What to produce | Write the data out again in full, with no departure from the original.

Data for the task |
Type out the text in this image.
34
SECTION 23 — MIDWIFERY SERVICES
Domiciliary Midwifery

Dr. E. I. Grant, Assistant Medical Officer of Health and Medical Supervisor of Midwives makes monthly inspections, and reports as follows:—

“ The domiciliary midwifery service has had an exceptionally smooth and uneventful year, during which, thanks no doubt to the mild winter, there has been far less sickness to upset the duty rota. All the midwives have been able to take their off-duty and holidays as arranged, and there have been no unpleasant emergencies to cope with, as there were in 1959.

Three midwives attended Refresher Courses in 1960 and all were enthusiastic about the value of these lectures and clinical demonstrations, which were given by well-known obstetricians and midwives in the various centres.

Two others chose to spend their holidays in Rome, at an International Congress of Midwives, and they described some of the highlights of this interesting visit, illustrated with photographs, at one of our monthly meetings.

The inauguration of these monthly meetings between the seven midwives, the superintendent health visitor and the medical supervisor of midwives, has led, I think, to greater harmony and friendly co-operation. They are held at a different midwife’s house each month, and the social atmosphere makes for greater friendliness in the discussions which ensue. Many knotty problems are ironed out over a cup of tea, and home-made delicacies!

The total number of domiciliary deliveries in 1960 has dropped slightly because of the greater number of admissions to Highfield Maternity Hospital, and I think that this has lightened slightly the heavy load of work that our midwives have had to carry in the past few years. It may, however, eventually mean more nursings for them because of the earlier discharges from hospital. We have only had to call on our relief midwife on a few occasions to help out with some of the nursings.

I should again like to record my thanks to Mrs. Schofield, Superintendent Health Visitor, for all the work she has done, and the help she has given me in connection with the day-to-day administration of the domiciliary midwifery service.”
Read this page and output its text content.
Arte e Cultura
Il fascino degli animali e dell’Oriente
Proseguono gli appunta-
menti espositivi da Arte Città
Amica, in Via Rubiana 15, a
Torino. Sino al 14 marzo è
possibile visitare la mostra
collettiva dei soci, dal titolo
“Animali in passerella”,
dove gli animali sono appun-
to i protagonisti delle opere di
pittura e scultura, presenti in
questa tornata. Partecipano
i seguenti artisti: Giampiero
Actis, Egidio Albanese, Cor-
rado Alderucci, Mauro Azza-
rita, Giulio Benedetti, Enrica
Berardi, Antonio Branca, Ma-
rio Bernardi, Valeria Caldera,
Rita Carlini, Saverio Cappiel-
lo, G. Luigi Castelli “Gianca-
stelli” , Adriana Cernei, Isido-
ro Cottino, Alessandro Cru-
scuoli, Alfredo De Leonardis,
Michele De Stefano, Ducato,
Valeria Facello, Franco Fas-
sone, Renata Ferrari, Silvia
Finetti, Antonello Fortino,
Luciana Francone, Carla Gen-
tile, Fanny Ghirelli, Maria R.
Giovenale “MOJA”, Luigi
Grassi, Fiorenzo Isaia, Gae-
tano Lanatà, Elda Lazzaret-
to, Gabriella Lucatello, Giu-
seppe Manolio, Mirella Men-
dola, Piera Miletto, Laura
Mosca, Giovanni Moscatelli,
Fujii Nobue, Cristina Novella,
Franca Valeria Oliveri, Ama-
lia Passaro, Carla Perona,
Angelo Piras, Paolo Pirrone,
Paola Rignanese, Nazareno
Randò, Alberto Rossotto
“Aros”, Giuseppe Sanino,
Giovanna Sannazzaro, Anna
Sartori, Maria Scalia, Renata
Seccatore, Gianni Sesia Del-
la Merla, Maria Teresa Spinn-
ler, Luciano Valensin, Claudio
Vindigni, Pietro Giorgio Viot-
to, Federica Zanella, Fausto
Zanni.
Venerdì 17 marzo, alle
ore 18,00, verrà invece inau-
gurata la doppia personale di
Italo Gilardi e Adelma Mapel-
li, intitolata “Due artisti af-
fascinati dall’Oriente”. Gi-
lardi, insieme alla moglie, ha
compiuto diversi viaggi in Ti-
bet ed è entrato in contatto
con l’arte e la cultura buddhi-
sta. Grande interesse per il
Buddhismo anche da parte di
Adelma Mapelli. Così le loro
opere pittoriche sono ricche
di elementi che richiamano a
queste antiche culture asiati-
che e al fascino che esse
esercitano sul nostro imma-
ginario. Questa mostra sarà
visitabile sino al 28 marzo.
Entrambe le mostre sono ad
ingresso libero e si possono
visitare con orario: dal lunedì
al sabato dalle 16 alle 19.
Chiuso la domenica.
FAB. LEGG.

Solution to this problem |
Type out the text in this image.
34
SECTION 23 — MIDWIFERY SERVICES
Domiciliary Midwifery

Dr. E. I. Grant, Assistant Medical Officer of Health and Medical Supervisor of Midwives makes monthly inspections, and reports as follows:—

“ The domiciliary midwifery service has had an exceptionally smooth and uneventful year, during which, thanks no doubt to the mild winter, there has been far less sickness to upset the duty rota. All the midwives have been able to take their off-duty and holidays as arranged, and there have been no unpleasant emergencies to cope with, as there were in 1959.

Three midwives attended Refresher Courses in 1960 and all were enthusiastic about the value of these lectures and clinical demonstrations, which were given by well-known obstetricians and midwives in the various centres.

Two others chose to spend their holidays in Rome, at an International Congress of Midwives, and they described some of the highlights of this interesting visit, illustrated with photographs, at one of our monthly meetings.

The inauguration of these monthly meetings between the seven midwives, the superintendent health visitor and the medical supervisor of midwives, has led, I think, to greater harmony and friendly co-operation. They are held at a different midwife’s house each month, and the social atmosphere makes for greater friendliness in the discussions which ensue. Many knotty problems are ironed out over a cup of tea, and home-made delicacies!

The total number of domiciliary deliveries in 1960 has dropped slightly because of the greater number of admissions to Highfield Maternity Hospital, and I think that this has lightened slightly the heavy load of work that our midwives have had to carry in the past few years. It may, however, eventually mean more nursings for them because of the earlier discharges from hospital. We have only had to call on our relief midwife on a few occasions to help out with some of the nursings.

I should again like to record my thanks to Mrs. Schofield, Superintendent Health Visitor, for all the work she has done, and the help she has given me in connection with the day-to-day administration of the domiciliary midwifery service.”
Read this page and output its text content.
Arte e Cultura
Il fascino degli animali e dell’Oriente
Proseguono gli appunta-
menti espositivi da Arte Città
Amica, in Via Rubiana 15, a
Torino. Sino al 14 marzo è
possibile visitare la mostra
collettiva dei soci, dal titolo
“Animali in passerella”,
dove gli animali sono appun-
to i protagonisti delle opere di
pittura e scultura, presenti in
questa tornata. Partecipano
i seguenti artisti: Giampiero
Actis, Egidio Albanese, Cor-
rado Alderucci, Mauro Azza-
rita, Giulio Benedetti, Enrica
Berardi, Antonio Branca, Ma-
rio Bernardi, Valeria Caldera,
Rita Carlini, Saverio Cappiel-
lo, G. Luigi Castelli “Gianca-
stelli” , Adriana Cernei, Isido-
ro Cottino, Alessandro Cru-
scuoli, Alfredo De Leonardis,
Michele De Stefano, Ducato,
Valeria Facello, Franco Fas-
sone, Renata Ferrari, Silvia
Finetti, Antonello Fortino,
Luciana Francone, Carla Gen-
tile, Fanny Ghirelli, Maria R.
Giovenale “MOJA”, Luigi
Grassi, Fiorenzo Isaia, Gae-
tano Lanatà, Elda Lazzaret-
to, Gabriella Lucatello, Giu-
seppe Manolio, Mirella Men-
dola, Piera Miletto, Laura
Mosca, Giovanni Moscatelli,
Fujii Nobue, Cristina Novella,
Franca Valeria Oliveri, Ama-
lia Passaro, Carla Perona,
Angelo Piras, Paolo Pirrone,
Paola Rignanese, Nazareno
Randò, Alberto Rossotto
“Aros”, Giuseppe Sanino,
Giovanna Sannazzaro, Anna
Sartori, Maria Scalia, Renata
Seccatore, Gianni Sesia Del-
la Merla, Maria Teresa Spinn-
ler, Luciano Valensin, Claudio
Vindigni, Pietro Giorgio Viot-
to, Federica Zanella, Fausto
Zanni.
Venerdì 17 marzo, alle
ore 18,00, verrà invece inau-
gurata la doppia personale di
Italo Gilardi e Adelma Mapel-
li, intitolata “Due artisti af-
fascinati dall’Oriente”. Gi-
lardi, insieme alla moglie, ha
compiuto diversi viaggi in Ti-
bet ed è entrato in contatto
con l’arte e la cultura buddhi-
sta. Grande interesse per il
Buddhismo anche da parte di
Adelma Mapelli. Così le loro
opere pittoriche sono ricche
di elementi che richiamano a
queste antiche culture asiati-
che e al fascino che esse
esercitano sul nostro imma-
ginario. Questa mostra sarà
visitabile sino al 28 marzo.
Entrambe le mostre sono ad
ingresso libero e si possono
visitare con orario: dal lunedì
al sabato dalle 16 alle 19.
Chiuso la domenica.
FAB. LEGG.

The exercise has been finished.